→ **WHAT THE TASK ASKS**
Pictures in the records should not be copied, but every other part must be repeated exactly.

========================

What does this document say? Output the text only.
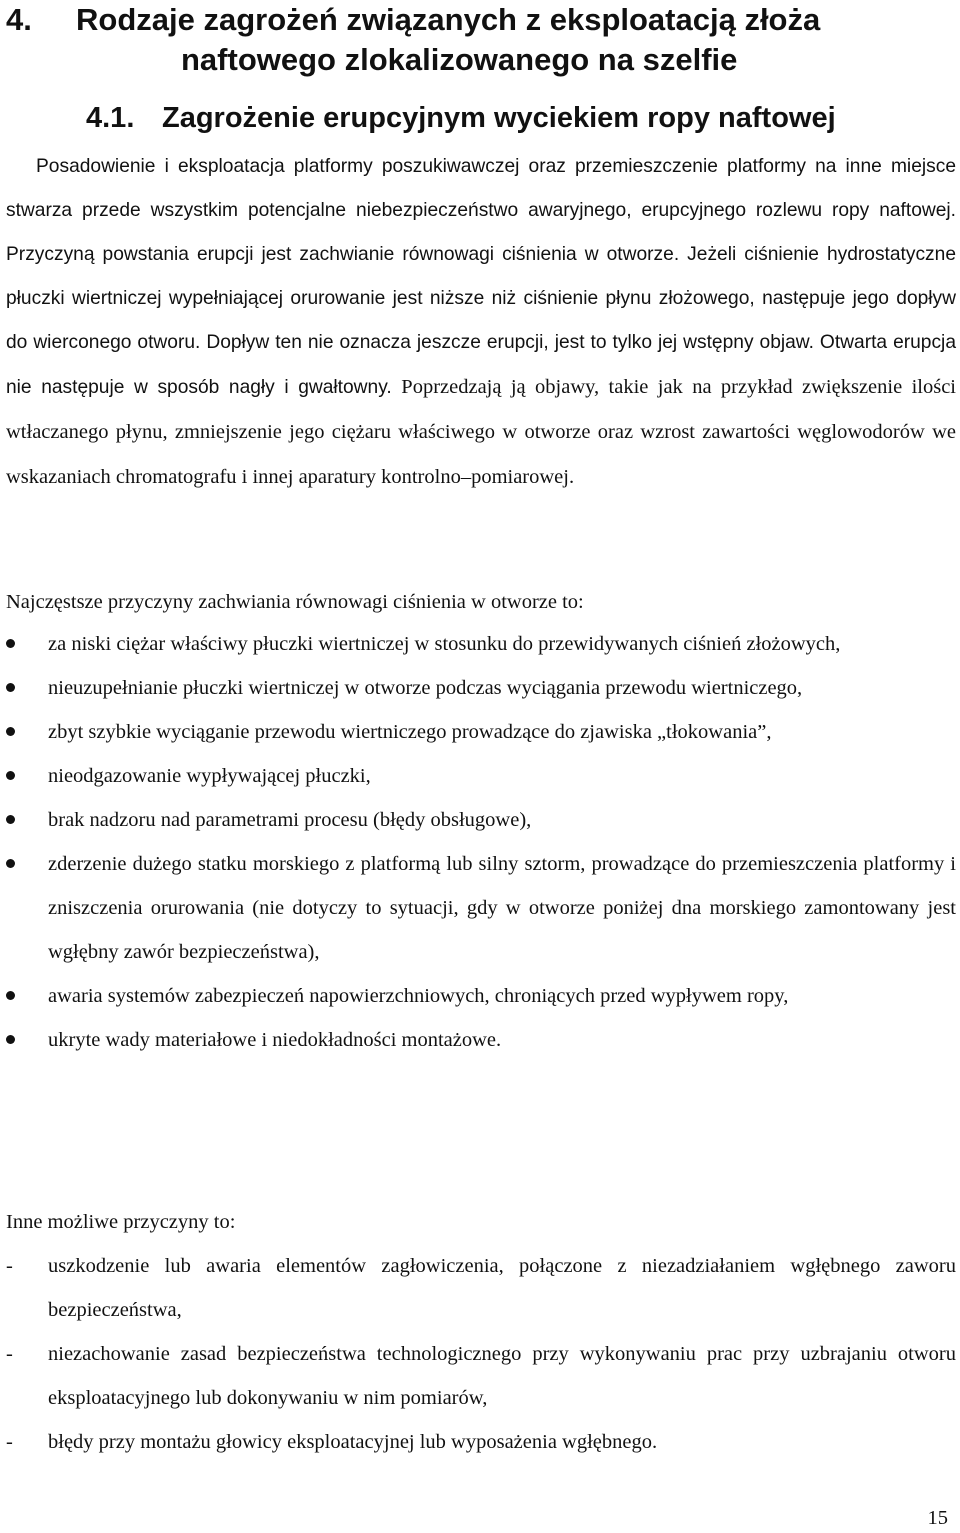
4. Rodzaje zagrożeń związanych z eksploatacją złoża
naftowego zlokalizowanego na szelfie
4.1. Zagrożenie erupcyjnym wyciekiem ropy naftowej

Posadowienie i eksploatacja platformy poszukiwawczej oraz przemieszczenie platformy na inne miejsce stwarza przede wszystkim potencjalne niebezpieczeństwo awaryjnego, erupcyjnego rozlewu ropy naftowej. Przyczyną powstania erupcji jest zachwianie równowagi ciśnienia w otworze. Jeżeli ciśnienie hydrostatyczne płuczki wiertniczej wypełniającej orurowanie jest niższe niż ciśnienie płynu złożowego, następuje jego dopływ do wierconego otworu. Dopływ ten nie oznacza jeszcze erupcji, jest to tylko jej wstępny objaw. Otwarta erupcja nie następuje w sposób nagły i gwałtowny. Poprzedzają ją objawy, takie jak na przykład zwiększenie ilości wtłaczanego płynu, zmniejszenie jego ciężaru właściwego w otworze oraz wzrost zawartości węglowodorów we wskazaniach chromatografu i innej aparatury kontrolno–pomiarowej.

Najczęstsze przyczyny zachwiania równowagi ciśnienia w otworze to:

za niski ciężar właściwy płuczki wiertniczej w stosunku do przewidywanych ciśnień złożowych,
nieuzupełnianie płuczki wiertniczej w otworze podczas wyciągania przewodu wiertniczego,
zbyt szybkie wyciąganie przewodu wiertniczego prowadzące do zjawiska „tłokowania”,
nieodgazowanie wypływającej płuczki,
brak nadzoru nad parametrami procesu (błędy obsługowe),
zderzenie dużego statku morskiego z platformą lub silny sztorm, prowadzące do przemieszczenia platformy i zniszczenia orurowania (nie dotyczy to sytuacji, gdy w otworze poniżej dna morskiego zamontowany jest wgłębny zawór bezpieczeństwa),
awaria systemów zabezpieczeń napowierzchniowych, chroniących przed wypływem ropy,
ukryte wady materiałowe i niedokładności montażowe.

Inne możliwe przyczyny to:

- uszkodzenie lub awaria elementów zagłowiczenia, połączone z niezadziałaniem wgłębnego zaworu bezpieczeństwa,
- niezachowanie zasad bezpieczeństwa technologicznego przy wykonywaniu prac przy uzbrajaniu otworu eksploatacyjnego lub dokonywaniu w nim pomiarów,
- błędy przy montażu głowicy eksploatacyjnej lub wyposażenia wgłębnego.
15
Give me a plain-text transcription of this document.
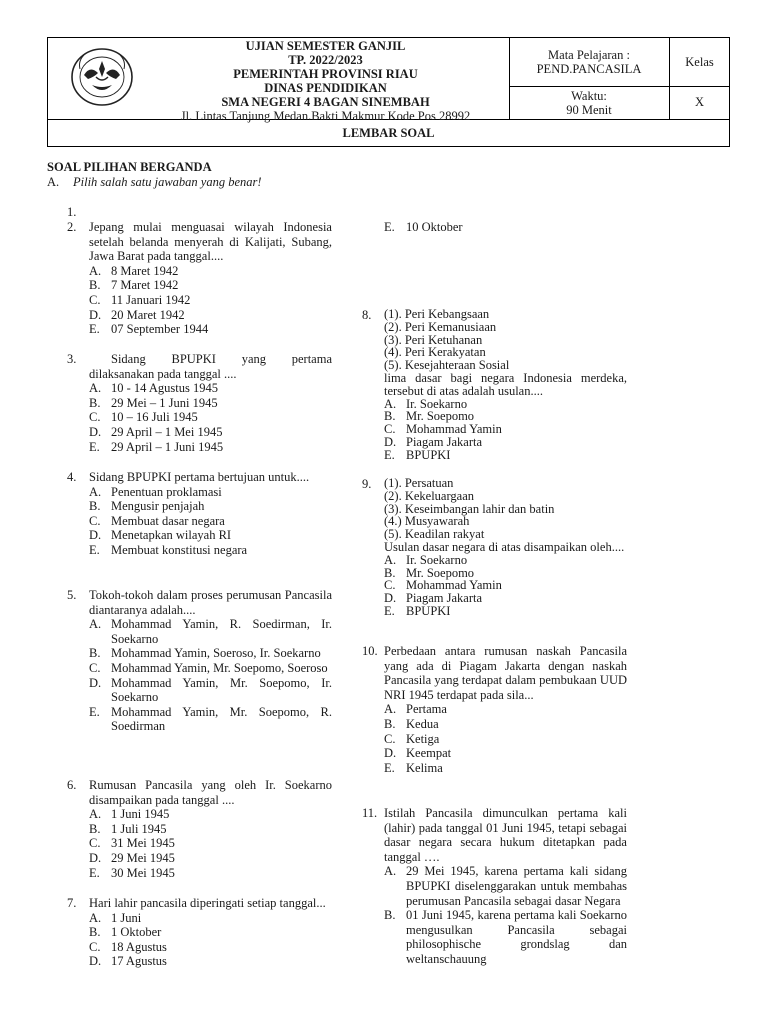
UJIAN SEMESTER GANJIL
TP. 2022/2023
PEMERINTAH PROVINSI RIAU
DINAS PENDIDIKAN
SMA NEGERI 4 BAGAN SINEMBAH
Jl. Lintas Tanjung Medan.Bakti Makmur Kode Pos 28992
Mata Pelajaran :
PEND.PANCASILA
Waktu:
90 Menit
Kelas
X
LEMBAR SOAL
SOAL PILIHAN BERGANDA
A. Pilih salah satu jawaban yang benar!
1.

2. Jepang mulai menguasai wilayah Indonesia setelah belanda menyerah di Kalijati, Subang, Jawa Barat pada tanggal....
A. 8 Maret 1942
B. 7 Maret 1942
C. 11 Januari 1942
D. 20 Maret 1942
E. 07 September 1944
3.	Sidang BPUPKI yang pertama dilaksanakan pada tanggal ....
A. 10 - 14 Agustus 1945
B. 29 Mei – 1 Juni 1945
C. 10 – 16 Juli 1945
D. 29 April – 1 Mei 1945
E. 29 April – 1 Juni 1945
4. Sidang BPUPKI pertama bertujuan untuk....
A. Penentuan proklamasi
B. Mengusir penjajah
C. Membuat dasar negara
D. Menetapkan wilayah RI
E. Membuat konstitusi negara
5. Tokoh-tokoh dalam proses perumusan Pancasila diantaranya adalah....
A. Mohammad Yamin, R. Soedirman, Ir. Soekarno
B. Mohammad Yamin, Soeroso, Ir. Soekarno
C. Mohammad Yamin, Mr. Soepomo, Soeroso
D. Mohammad Yamin, Mr. Soepomo, Ir. Soekarno
E. Mohammad Yamin, Mr. Soepomo, R. Soedirman
6. Rumusan Pancasila yang oleh Ir. Soekarno disampaikan pada tanggal ....
A. 1 Juni 1945
B. 1 Juli 1945
C. 31 Mei 1945
D. 29 Mei 1945
E. 30 Mei 1945
7. Hari lahir pancasila diperingati setiap tanggal...
A. 1 Juni
B. 1 Oktober
C. 18 Agustus
D. 17 Agustus
E. 10 Oktober
8. (1). Peri Kebangsaan
(2). Peri Kemanusiaan
(3). Peri Ketuhanan
(4). Peri Kerakyatan
(5). Kesejahteraan Sosial
lima dasar bagi negara Indonesia merdeka, tersebut di atas adalah usulan....
A. Ir. Soekarno
B. Mr. Soepomo
C. Mohammad Yamin
D. Piagam Jakarta
E. BPUPKI
9. (1). Persatuan
(2). Kekeluargaan
(3). Keseimbangan lahir dan batin
(4.) Musyawarah
(5). Keadilan rakyat
Usulan dasar negara di atas disampaikan oleh....
A. Ir. Soekarno
B. Mr. Soepomo
C. Mohammad Yamin
D. Piagam Jakarta
E. BPUPKI
10. Perbedaan antara rumusan naskah Pancasila yang ada di Piagam Jakarta dengan naskah Pancasila yang terdapat dalam pembukaan UUD NRI 1945 terdapat pada sila...
A. Pertama
B. Kedua
C. Ketiga
D. Keempat
E. Kelima
11. Istilah Pancasila dimunculkan pertama kali (lahir) pada tanggal 01 Juni 1945, tetapi sebagai dasar negara secara hukum ditetapkan pada tanggal ….
A. 29 Mei 1945, karena pertama kali sidang BPUPKI diselenggarakan untuk membahas perumusan Pancasila sebagai dasar Negara
B. 01 Juni 1945, karena pertama kali Soekarno mengusulkan Pancasila sebagai philosophische grondslag dan weltanschauung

========================

→ **RESULT OF THIS EXERCISE**
What does this document say? Output the text only.
4. Rodzaje zagrożeń związanych z eksploatacją złoża
naftowego zlokalizowanego na szelfie
4.1. Zagrożenie erupcyjnym wyciekiem ropy naftowej

Posadowienie i eksploatacja platformy poszukiwawczej oraz przemieszczenie platformy na inne miejsce stwarza przede wszystkim potencjalne niebezpieczeństwo awaryjnego, erupcyjnego rozlewu ropy naftowej. Przyczyną powstania erupcji jest zachwianie równowagi ciśnienia w otworze. Jeżeli ciśnienie hydrostatyczne płuczki wiertniczej wypełniającej orurowanie jest niższe niż ciśnienie płynu złożowego, następuje jego dopływ do wierconego otworu. Dopływ ten nie oznacza jeszcze erupcji, jest to tylko jej wstępny objaw. Otwarta erupcja nie następuje w sposób nagły i gwałtowny. Poprzedzają ją objawy, takie jak na przykład zwiększenie ilości wtłaczanego płynu, zmniejszenie jego ciężaru właściwego w otworze oraz wzrost zawartości węglowodorów we wskazaniach chromatografu i innej aparatury kontrolno–pomiarowej.

Najczęstsze przyczyny zachwiania równowagi ciśnienia w otworze to:

za niski ciężar właściwy płuczki wiertniczej w stosunku do przewidywanych ciśnień złożowych,
nieuzupełnianie płuczki wiertniczej w otworze podczas wyciągania przewodu wiertniczego,
zbyt szybkie wyciąganie przewodu wiertniczego prowadzące do zjawiska „tłokowania”,
nieodgazowanie wypływającej płuczki,
brak nadzoru nad parametrami procesu (błędy obsługowe),
zderzenie dużego statku morskiego z platformą lub silny sztorm, prowadzące do przemieszczenia platformy i zniszczenia orurowania (nie dotyczy to sytuacji, gdy w otworze poniżej dna morskiego zamontowany jest wgłębny zawór bezpieczeństwa),
awaria systemów zabezpieczeń napowierzchniowych, chroniących przed wypływem ropy,
ukryte wady materiałowe i niedokładności montażowe.

Inne możliwe przyczyny to:

- uszkodzenie lub awaria elementów zagłowiczenia, połączone z niezadziałaniem wgłębnego zaworu bezpieczeństwa,
- niezachowanie zasad bezpieczeństwa technologicznego przy wykonywaniu prac przy uzbrajaniu otworu eksploatacyjnego lub dokonywaniu w nim pomiarów,
- błędy przy montażu głowicy eksploatacyjnej lub wyposażenia wgłębnego.
15
Give me a plain-text transcription of this document.
UJIAN SEMESTER GANJIL
TP. 2022/2023
PEMERINTAH PROVINSI RIAU
DINAS PENDIDIKAN
SMA NEGERI 4 BAGAN SINEMBAH
Jl. Lintas Tanjung Medan.Bakti Makmur Kode Pos 28992
Mata Pelajaran :
PEND.PANCASILA
Waktu:
90 Menit
Kelas
X
LEMBAR SOAL
SOAL PILIHAN BERGANDA
A. Pilih salah satu jawaban yang benar!
1.

2. Jepang mulai menguasai wilayah Indonesia setelah belanda menyerah di Kalijati, Subang, Jawa Barat pada tanggal....
A. 8 Maret 1942
B. 7 Maret 1942
C. 11 Januari 1942
D. 20 Maret 1942
E. 07 September 1944
3.	Sidang BPUPKI yang pertama dilaksanakan pada tanggal ....
A. 10 - 14 Agustus 1945
B. 29 Mei – 1 Juni 1945
C. 10 – 16 Juli 1945
D. 29 April – 1 Mei 1945
E. 29 April – 1 Juni 1945
4. Sidang BPUPKI pertama bertujuan untuk....
A. Penentuan proklamasi
B. Mengusir penjajah
C. Membuat dasar negara
D. Menetapkan wilayah RI
E. Membuat konstitusi negara
5. Tokoh-tokoh dalam proses perumusan Pancasila diantaranya adalah....
A. Mohammad Yamin, R. Soedirman, Ir. Soekarno
B. Mohammad Yamin, Soeroso, Ir. Soekarno
C. Mohammad Yamin, Mr. Soepomo, Soeroso
D. Mohammad Yamin, Mr. Soepomo, Ir. Soekarno
E. Mohammad Yamin, Mr. Soepomo, R. Soedirman
6. Rumusan Pancasila yang oleh Ir. Soekarno disampaikan pada tanggal ....
A. 1 Juni 1945
B. 1 Juli 1945
C. 31 Mei 1945
D. 29 Mei 1945
E. 30 Mei 1945
7. Hari lahir pancasila diperingati setiap tanggal...
A. 1 Juni
B. 1 Oktober
C. 18 Agustus
D. 17 Agustus
E. 10 Oktober
8. (1). Peri Kebangsaan
(2). Peri Kemanusiaan
(3). Peri Ketuhanan
(4). Peri Kerakyatan
(5). Kesejahteraan Sosial
lima dasar bagi negara Indonesia merdeka, tersebut di atas adalah usulan....
A. Ir. Soekarno
B. Mr. Soepomo
C. Mohammad Yamin
D. Piagam Jakarta
E. BPUPKI
9. (1). Persatuan
(2). Kekeluargaan
(3). Keseimbangan lahir dan batin
(4.) Musyawarah
(5). Keadilan rakyat
Usulan dasar negara di atas disampaikan oleh....
A. Ir. Soekarno
B. Mr. Soepomo
C. Mohammad Yamin
D. Piagam Jakarta
E. BPUPKI
10. Perbedaan antara rumusan naskah Pancasila yang ada di Piagam Jakarta dengan naskah Pancasila yang terdapat dalam pembukaan UUD NRI 1945 terdapat pada sila...
A. Pertama
B. Kedua
C. Ketiga
D. Keempat
E. Kelima
11. Istilah Pancasila dimunculkan pertama kali (lahir) pada tanggal 01 Juni 1945, tetapi sebagai dasar negara secara hukum ditetapkan pada tanggal ….
A. 29 Mei 1945, karena pertama kali sidang BPUPKI diselenggarakan untuk membahas perumusan Pancasila sebagai dasar Negara
B. 01 Juni 1945, karena pertama kali Soekarno mengusulkan Pancasila sebagai philosophische grondslag dan weltanschauung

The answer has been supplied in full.